▶ _STATED GOAL_
Leave out every picture, then transcribe the rest of the listing exactly.

====

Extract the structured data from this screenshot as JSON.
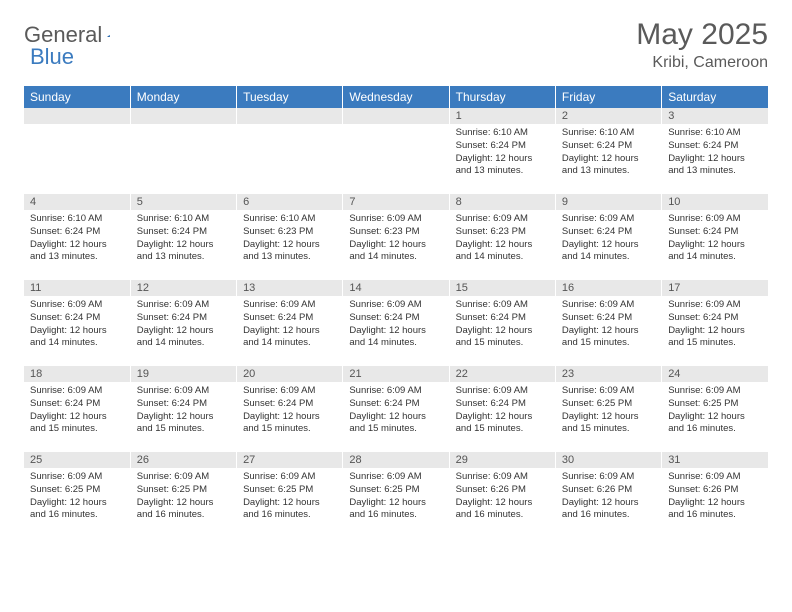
{
  "logo": {
    "general": "General",
    "blue": "Blue"
  },
  "header": {
    "month_title": "May 2025",
    "location": "Kribi, Cameroon"
  },
  "colors": {
    "header_bg": "#3b7bbf",
    "header_text": "#ffffff",
    "daynum_bg": "#e8e8e8",
    "body_text": "#333333",
    "title_text": "#5a5a5a"
  },
  "day_headers": [
    "Sunday",
    "Monday",
    "Tuesday",
    "Wednesday",
    "Thursday",
    "Friday",
    "Saturday"
  ],
  "weeks": [
    [
      null,
      null,
      null,
      null,
      {
        "n": "1",
        "sunrise": "Sunrise: 6:10 AM",
        "sunset": "Sunset: 6:24 PM",
        "daylight": "Daylight: 12 hours and 13 minutes."
      },
      {
        "n": "2",
        "sunrise": "Sunrise: 6:10 AM",
        "sunset": "Sunset: 6:24 PM",
        "daylight": "Daylight: 12 hours and 13 minutes."
      },
      {
        "n": "3",
        "sunrise": "Sunrise: 6:10 AM",
        "sunset": "Sunset: 6:24 PM",
        "daylight": "Daylight: 12 hours and 13 minutes."
      }
    ],
    [
      {
        "n": "4",
        "sunrise": "Sunrise: 6:10 AM",
        "sunset": "Sunset: 6:24 PM",
        "daylight": "Daylight: 12 hours and 13 minutes."
      },
      {
        "n": "5",
        "sunrise": "Sunrise: 6:10 AM",
        "sunset": "Sunset: 6:24 PM",
        "daylight": "Daylight: 12 hours and 13 minutes."
      },
      {
        "n": "6",
        "sunrise": "Sunrise: 6:10 AM",
        "sunset": "Sunset: 6:23 PM",
        "daylight": "Daylight: 12 hours and 13 minutes."
      },
      {
        "n": "7",
        "sunrise": "Sunrise: 6:09 AM",
        "sunset": "Sunset: 6:23 PM",
        "daylight": "Daylight: 12 hours and 14 minutes."
      },
      {
        "n": "8",
        "sunrise": "Sunrise: 6:09 AM",
        "sunset": "Sunset: 6:23 PM",
        "daylight": "Daylight: 12 hours and 14 minutes."
      },
      {
        "n": "9",
        "sunrise": "Sunrise: 6:09 AM",
        "sunset": "Sunset: 6:24 PM",
        "daylight": "Daylight: 12 hours and 14 minutes."
      },
      {
        "n": "10",
        "sunrise": "Sunrise: 6:09 AM",
        "sunset": "Sunset: 6:24 PM",
        "daylight": "Daylight: 12 hours and 14 minutes."
      }
    ],
    [
      {
        "n": "11",
        "sunrise": "Sunrise: 6:09 AM",
        "sunset": "Sunset: 6:24 PM",
        "daylight": "Daylight: 12 hours and 14 minutes."
      },
      {
        "n": "12",
        "sunrise": "Sunrise: 6:09 AM",
        "sunset": "Sunset: 6:24 PM",
        "daylight": "Daylight: 12 hours and 14 minutes."
      },
      {
        "n": "13",
        "sunrise": "Sunrise: 6:09 AM",
        "sunset": "Sunset: 6:24 PM",
        "daylight": "Daylight: 12 hours and 14 minutes."
      },
      {
        "n": "14",
        "sunrise": "Sunrise: 6:09 AM",
        "sunset": "Sunset: 6:24 PM",
        "daylight": "Daylight: 12 hours and 14 minutes."
      },
      {
        "n": "15",
        "sunrise": "Sunrise: 6:09 AM",
        "sunset": "Sunset: 6:24 PM",
        "daylight": "Daylight: 12 hours and 15 minutes."
      },
      {
        "n": "16",
        "sunrise": "Sunrise: 6:09 AM",
        "sunset": "Sunset: 6:24 PM",
        "daylight": "Daylight: 12 hours and 15 minutes."
      },
      {
        "n": "17",
        "sunrise": "Sunrise: 6:09 AM",
        "sunset": "Sunset: 6:24 PM",
        "daylight": "Daylight: 12 hours and 15 minutes."
      }
    ],
    [
      {
        "n": "18",
        "sunrise": "Sunrise: 6:09 AM",
        "sunset": "Sunset: 6:24 PM",
        "daylight": "Daylight: 12 hours and 15 minutes."
      },
      {
        "n": "19",
        "sunrise": "Sunrise: 6:09 AM",
        "sunset": "Sunset: 6:24 PM",
        "daylight": "Daylight: 12 hours and 15 minutes."
      },
      {
        "n": "20",
        "sunrise": "Sunrise: 6:09 AM",
        "sunset": "Sunset: 6:24 PM",
        "daylight": "Daylight: 12 hours and 15 minutes."
      },
      {
        "n": "21",
        "sunrise": "Sunrise: 6:09 AM",
        "sunset": "Sunset: 6:24 PM",
        "daylight": "Daylight: 12 hours and 15 minutes."
      },
      {
        "n": "22",
        "sunrise": "Sunrise: 6:09 AM",
        "sunset": "Sunset: 6:24 PM",
        "daylight": "Daylight: 12 hours and 15 minutes."
      },
      {
        "n": "23",
        "sunrise": "Sunrise: 6:09 AM",
        "sunset": "Sunset: 6:25 PM",
        "daylight": "Daylight: 12 hours and 15 minutes."
      },
      {
        "n": "24",
        "sunrise": "Sunrise: 6:09 AM",
        "sunset": "Sunset: 6:25 PM",
        "daylight": "Daylight: 12 hours and 16 minutes."
      }
    ],
    [
      {
        "n": "25",
        "sunrise": "Sunrise: 6:09 AM",
        "sunset": "Sunset: 6:25 PM",
        "daylight": "Daylight: 12 hours and 16 minutes."
      },
      {
        "n": "26",
        "sunrise": "Sunrise: 6:09 AM",
        "sunset": "Sunset: 6:25 PM",
        "daylight": "Daylight: 12 hours and 16 minutes."
      },
      {
        "n": "27",
        "sunrise": "Sunrise: 6:09 AM",
        "sunset": "Sunset: 6:25 PM",
        "daylight": "Daylight: 12 hours and 16 minutes."
      },
      {
        "n": "28",
        "sunrise": "Sunrise: 6:09 AM",
        "sunset": "Sunset: 6:25 PM",
        "daylight": "Daylight: 12 hours and 16 minutes."
      },
      {
        "n": "29",
        "sunrise": "Sunrise: 6:09 AM",
        "sunset": "Sunset: 6:26 PM",
        "daylight": "Daylight: 12 hours and 16 minutes."
      },
      {
        "n": "30",
        "sunrise": "Sunrise: 6:09 AM",
        "sunset": "Sunset: 6:26 PM",
        "daylight": "Daylight: 12 hours and 16 minutes."
      },
      {
        "n": "31",
        "sunrise": "Sunrise: 6:09 AM",
        "sunset": "Sunset: 6:26 PM",
        "daylight": "Daylight: 12 hours and 16 minutes."
      }
    ]
  ]
}
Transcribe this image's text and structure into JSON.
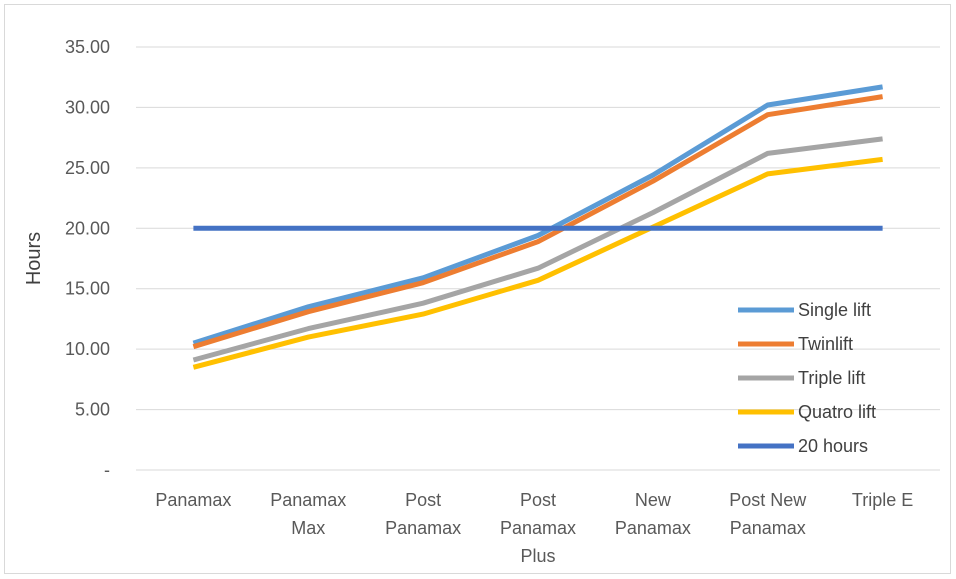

====

▶ _ANSWER FOR THIS EXERCISE_
Extract the structured data from this screenshot as JSON.
{
  "logo": {
    "general": "General",
    "blue": "Blue"
  },
  "header": {
    "month_title": "May 2025",
    "location": "Kribi, Cameroon"
  },
  "colors": {
    "header_bg": "#3b7bbf",
    "header_text": "#ffffff",
    "daynum_bg": "#e8e8e8",
    "body_text": "#333333",
    "title_text": "#5a5a5a"
  },
  "day_headers": [
    "Sunday",
    "Monday",
    "Tuesday",
    "Wednesday",
    "Thursday",
    "Friday",
    "Saturday"
  ],
  "weeks": [
    [
      null,
      null,
      null,
      null,
      {
        "n": "1",
        "sunrise": "Sunrise: 6:10 AM",
        "sunset": "Sunset: 6:24 PM",
        "daylight": "Daylight: 12 hours and 13 minutes."
      },
      {
        "n": "2",
        "sunrise": "Sunrise: 6:10 AM",
        "sunset": "Sunset: 6:24 PM",
        "daylight": "Daylight: 12 hours and 13 minutes."
      },
      {
        "n": "3",
        "sunrise": "Sunrise: 6:10 AM",
        "sunset": "Sunset: 6:24 PM",
        "daylight": "Daylight: 12 hours and 13 minutes."
      }
    ],
    [
      {
        "n": "4",
        "sunrise": "Sunrise: 6:10 AM",
        "sunset": "Sunset: 6:24 PM",
        "daylight": "Daylight: 12 hours and 13 minutes."
      },
      {
        "n": "5",
        "sunrise": "Sunrise: 6:10 AM",
        "sunset": "Sunset: 6:24 PM",
        "daylight": "Daylight: 12 hours and 13 minutes."
      },
      {
        "n": "6",
        "sunrise": "Sunrise: 6:10 AM",
        "sunset": "Sunset: 6:23 PM",
        "daylight": "Daylight: 12 hours and 13 minutes."
      },
      {
        "n": "7",
        "sunrise": "Sunrise: 6:09 AM",
        "sunset": "Sunset: 6:23 PM",
        "daylight": "Daylight: 12 hours and 14 minutes."
      },
      {
        "n": "8",
        "sunrise": "Sunrise: 6:09 AM",
        "sunset": "Sunset: 6:23 PM",
        "daylight": "Daylight: 12 hours and 14 minutes."
      },
      {
        "n": "9",
        "sunrise": "Sunrise: 6:09 AM",
        "sunset": "Sunset: 6:24 PM",
        "daylight": "Daylight: 12 hours and 14 minutes."
      },
      {
        "n": "10",
        "sunrise": "Sunrise: 6:09 AM",
        "sunset": "Sunset: 6:24 PM",
        "daylight": "Daylight: 12 hours and 14 minutes."
      }
    ],
    [
      {
        "n": "11",
        "sunrise": "Sunrise: 6:09 AM",
        "sunset": "Sunset: 6:24 PM",
        "daylight": "Daylight: 12 hours and 14 minutes."
      },
      {
        "n": "12",
        "sunrise": "Sunrise: 6:09 AM",
        "sunset": "Sunset: 6:24 PM",
        "daylight": "Daylight: 12 hours and 14 minutes."
      },
      {
        "n": "13",
        "sunrise": "Sunrise: 6:09 AM",
        "sunset": "Sunset: 6:24 PM",
        "daylight": "Daylight: 12 hours and 14 minutes."
      },
      {
        "n": "14",
        "sunrise": "Sunrise: 6:09 AM",
        "sunset": "Sunset: 6:24 PM",
        "daylight": "Daylight: 12 hours and 14 minutes."
      },
      {
        "n": "15",
        "sunrise": "Sunrise: 6:09 AM",
        "sunset": "Sunset: 6:24 PM",
        "daylight": "Daylight: 12 hours and 15 minutes."
      },
      {
        "n": "16",
        "sunrise": "Sunrise: 6:09 AM",
        "sunset": "Sunset: 6:24 PM",
        "daylight": "Daylight: 12 hours and 15 minutes."
      },
      {
        "n": "17",
        "sunrise": "Sunrise: 6:09 AM",
        "sunset": "Sunset: 6:24 PM",
        "daylight": "Daylight: 12 hours and 15 minutes."
      }
    ],
    [
      {
        "n": "18",
        "sunrise": "Sunrise: 6:09 AM",
        "sunset": "Sunset: 6:24 PM",
        "daylight": "Daylight: 12 hours and 15 minutes."
      },
      {
        "n": "19",
        "sunrise": "Sunrise: 6:09 AM",
        "sunset": "Sunset: 6:24 PM",
        "daylight": "Daylight: 12 hours and 15 minutes."
      },
      {
        "n": "20",
        "sunrise": "Sunrise: 6:09 AM",
        "sunset": "Sunset: 6:24 PM",
        "daylight": "Daylight: 12 hours and 15 minutes."
      },
      {
        "n": "21",
        "sunrise": "Sunrise: 6:09 AM",
        "sunset": "Sunset: 6:24 PM",
        "daylight": "Daylight: 12 hours and 15 minutes."
      },
      {
        "n": "22",
        "sunrise": "Sunrise: 6:09 AM",
        "sunset": "Sunset: 6:24 PM",
        "daylight": "Daylight: 12 hours and 15 minutes."
      },
      {
        "n": "23",
        "sunrise": "Sunrise: 6:09 AM",
        "sunset": "Sunset: 6:25 PM",
        "daylight": "Daylight: 12 hours and 15 minutes."
      },
      {
        "n": "24",
        "sunrise": "Sunrise: 6:09 AM",
        "sunset": "Sunset: 6:25 PM",
        "daylight": "Daylight: 12 hours and 16 minutes."
      }
    ],
    [
      {
        "n": "25",
        "sunrise": "Sunrise: 6:09 AM",
        "sunset": "Sunset: 6:25 PM",
        "daylight": "Daylight: 12 hours and 16 minutes."
      },
      {
        "n": "26",
        "sunrise": "Sunrise: 6:09 AM",
        "sunset": "Sunset: 6:25 PM",
        "daylight": "Daylight: 12 hours and 16 minutes."
      },
      {
        "n": "27",
        "sunrise": "Sunrise: 6:09 AM",
        "sunset": "Sunset: 6:25 PM",
        "daylight": "Daylight: 12 hours and 16 minutes."
      },
      {
        "n": "28",
        "sunrise": "Sunrise: 6:09 AM",
        "sunset": "Sunset: 6:25 PM",
        "daylight": "Daylight: 12 hours and 16 minutes."
      },
      {
        "n": "29",
        "sunrise": "Sunrise: 6:09 AM",
        "sunset": "Sunset: 6:26 PM",
        "daylight": "Daylight: 12 hours and 16 minutes."
      },
      {
        "n": "30",
        "sunrise": "Sunrise: 6:09 AM",
        "sunset": "Sunset: 6:26 PM",
        "daylight": "Daylight: 12 hours and 16 minutes."
      },
      {
        "n": "31",
        "sunrise": "Sunrise: 6:09 AM",
        "sunset": "Sunset: 6:26 PM",
        "daylight": "Daylight: 12 hours and 16 minutes."
      }
    ]
  ]
}
Transcribe this image's text and structure into JSON.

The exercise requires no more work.